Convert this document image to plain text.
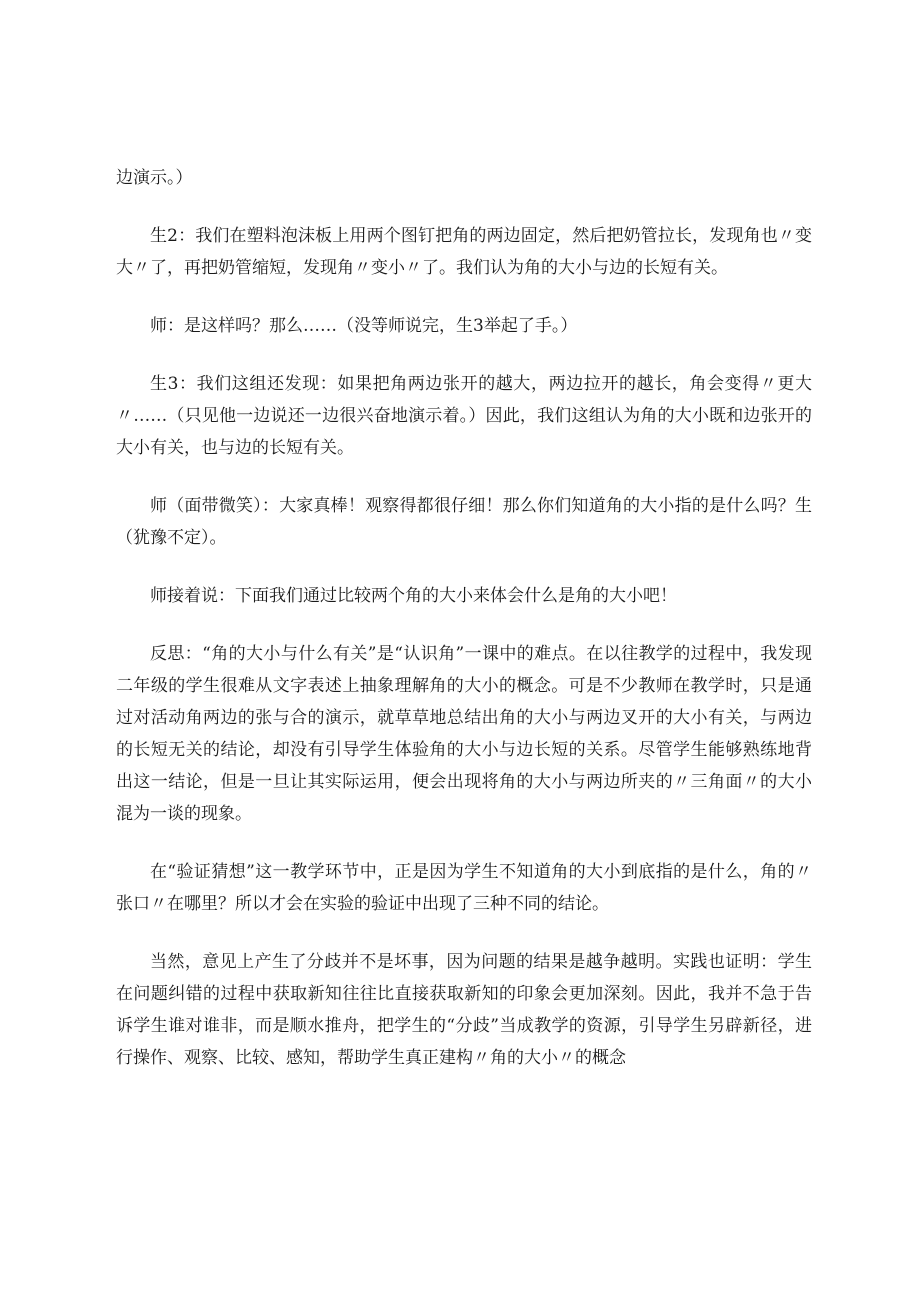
边演示。）

生2：我们在塑料泡沫板上用两个图钉把角的两边固定，然后把奶管拉长，发现角也〃变大〃了，再把奶管缩短，发现角〃变小〃了。我们认为角的大小与边的长短有关。

师：是这样吗？那么……（没等师说完，生3举起了手。）

生3：我们这组还发现：如果把角两边张开的越大，两边拉开的越长，角会变得〃更大〃……（只见他一边说还一边很兴奋地演示着。）因此，我们这组认为角的大小既和边张开的大小有关，也与边的长短有关。

师（面带微笑）：大家真棒！观察得都很仔细！那么你们知道角的大小指的是什么吗？生（犹豫不定）。

师接着说：下面我们通过比较两个角的大小来体会什么是角的大小吧！

反思：“角的大小与什么有关”是“认识角”一课中的难点。在以往教学的过程中，我发现二年级的学生很难从文字表述上抽象理解角的大小的概念。可是不少教师在教学时，只是通过对活动角两边的张与合的演示，就草草地总结出角的大小与两边叉开的大小有关，与两边的长短无关的结论，却没有引导学生体验角的大小与边长短的关系。尽管学生能够熟练地背出这一结论，但是一旦让其实际运用，便会出现将角的大小与两边所夹的〃三角面〃的大小混为一谈的现象。

在“验证猜想”这一教学环节中，正是因为学生不知道角的大小到底指的是什么，角的〃张口〃在哪里？所以才会在实验的验证中出现了三种不同的结论。

当然，意见上产生了分歧并不是坏事，因为问题的结果是越争越明。实践也证明：学生在问题纠错的过程中获取新知往往比直接获取新知的印象会更加深刻。因此，我并不急于告诉学生谁对谁非，而是顺水推舟，把学生的“分歧”当成教学的资源，引导学生另辟新径，进行操作、观察、比较、感知，帮助学生真正建构〃角的大小〃的概念
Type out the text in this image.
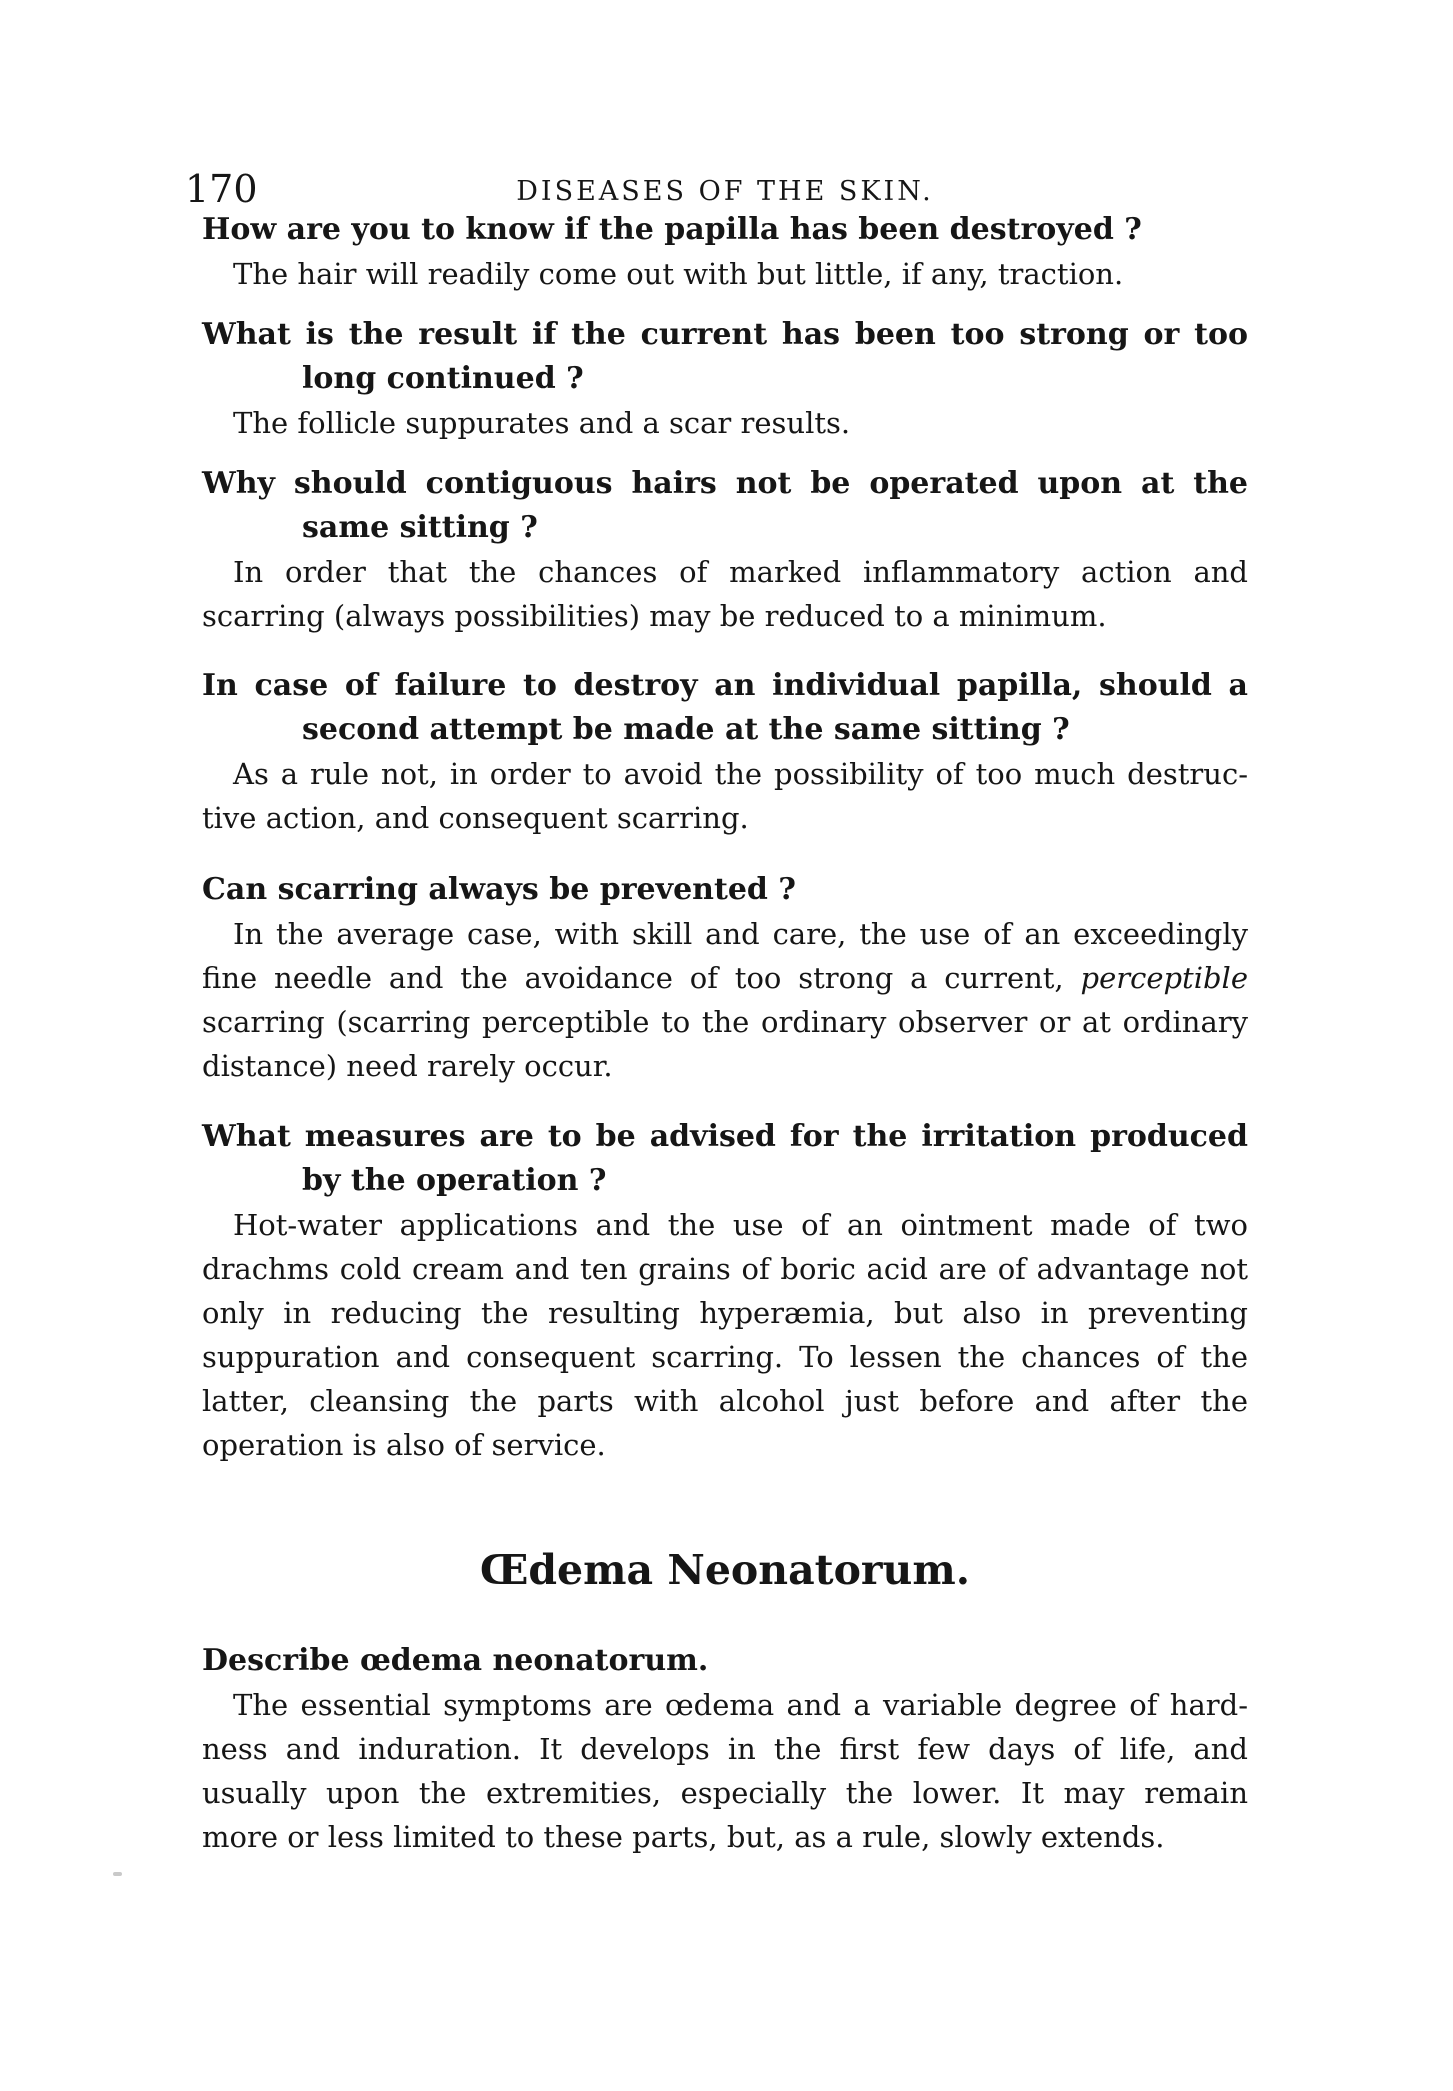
170	DISEASES OF THE SKIN.
How are you to know if the papilla has been destroyed ?
The hair will readily come out with but little, if any, traction.
What is the result if the current has been too strong or too
long continued ?
The follicle suppurates and a scar results.
Why should contiguous hairs not be operated upon at the
same sitting ?
In order that the chances of marked inflammatory action and
scarring (always possibilities) may be reduced to a minimum.
In case of failure to destroy an individual papilla, should a
second attempt be made at the same sitting ?
As a rule not, in order to avoid the possibility of too much destruc-
tive action, and consequent scarring.
Can scarring always be prevented ?
In the average case, with skill and care, the use of an exceedingly
fine needle and the avoidance of too strong a current, perceptible
scarring (scarring perceptible to the ordinary observer or at ordinary
distance) need rarely occur.
What measures are to be advised for the irritation produced
by the operation ?
Hot-water applications and the use of an ointment made of two
drachms cold cream and ten grains of boric acid are of advantage not
only in reducing the resulting hyperæmia, but also in preventing
suppuration and consequent scarring. To lessen the chances of the
latter, cleansing the parts with alcohol just before and after the
operation is also of service.
Œdema Neonatorum.
Describe œdema neonatorum.
The essential symptoms are œdema and a variable degree of hard-
ness and induration. It develops in the first few days of life, and
usually upon the extremities, especially the lower. It may remain
more or less limited to these parts, but, as a rule, slowly extends.
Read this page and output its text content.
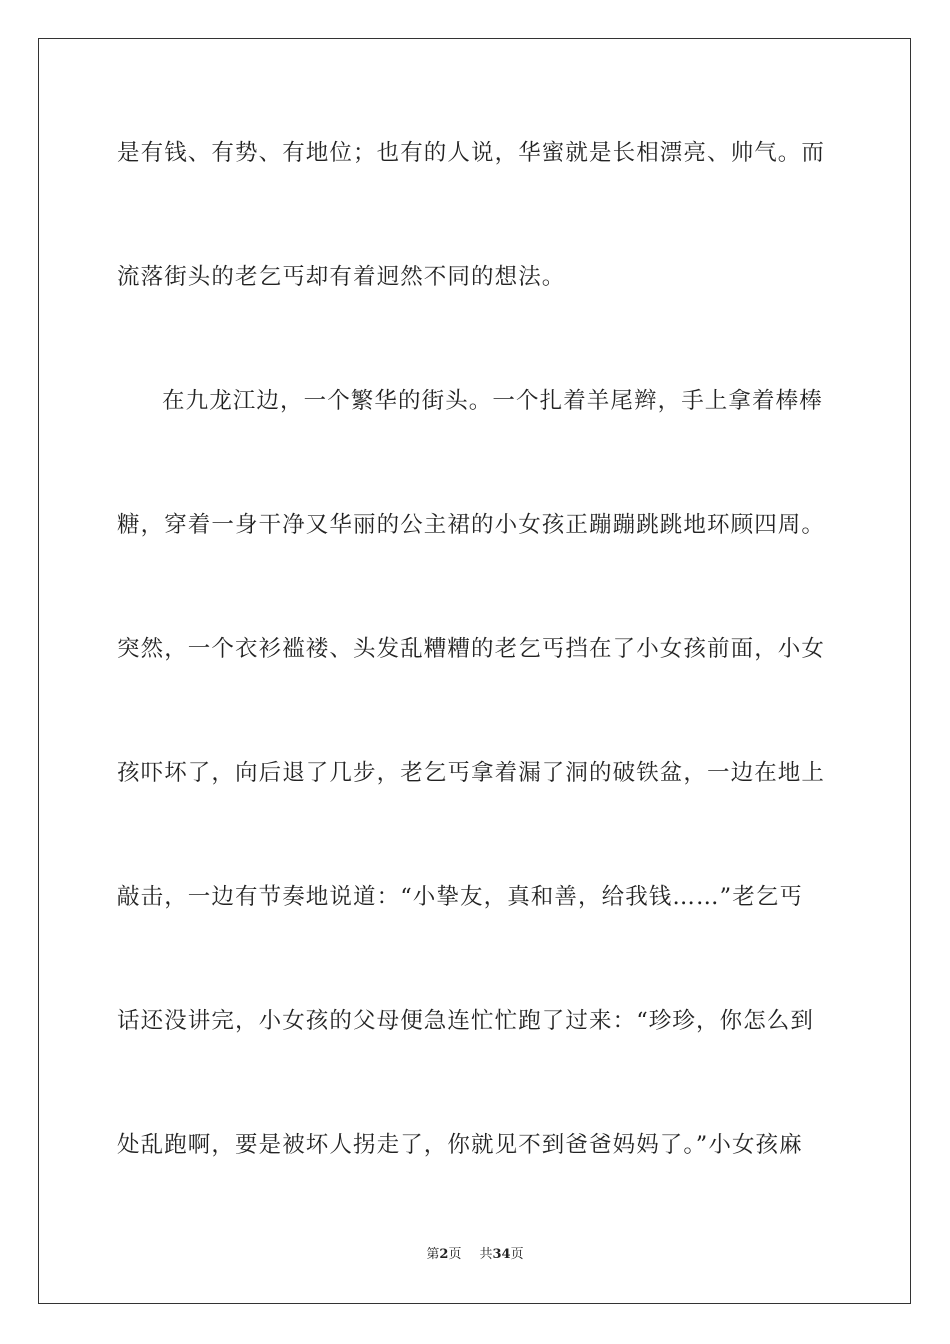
是有钱、有势、有地位；也有的人说，华蜜就是长相漂亮、帅气。而
流落街头的老乞丐却有着迥然不同的想法。
在九龙江边，一个繁华的街头。一个扎着羊尾辫，手上拿着棒棒
糖，穿着一身干净又华丽的公主裙的小女孩正蹦蹦跳跳地环顾四周。
突然，一个衣衫褴褛、头发乱糟糟的老乞丐挡在了小女孩前面，小女
孩吓坏了，向后退了几步，老乞丐拿着漏了洞的破铁盆，一边在地上
敲击，一边有节奏地说道：“小挚友，真和善，给我钱……”老乞丐
话还没讲完，小女孩的父母便急连忙忙跑了过来：“珍珍，你怎么到
处乱跑啊，要是被坏人拐走了，你就见不到爸爸妈妈了。”小女孩麻
第2页 共34页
● ● ● ● ● ● ●
#### PROBLEM TO WORK ON:
Where does the word "upon" appear? Return each line that holds it.

#### EXERCISE SOLUTION:
Why should contiguous hairs not be operated upon at the
usually upon the extremities, especially the lower. It may remain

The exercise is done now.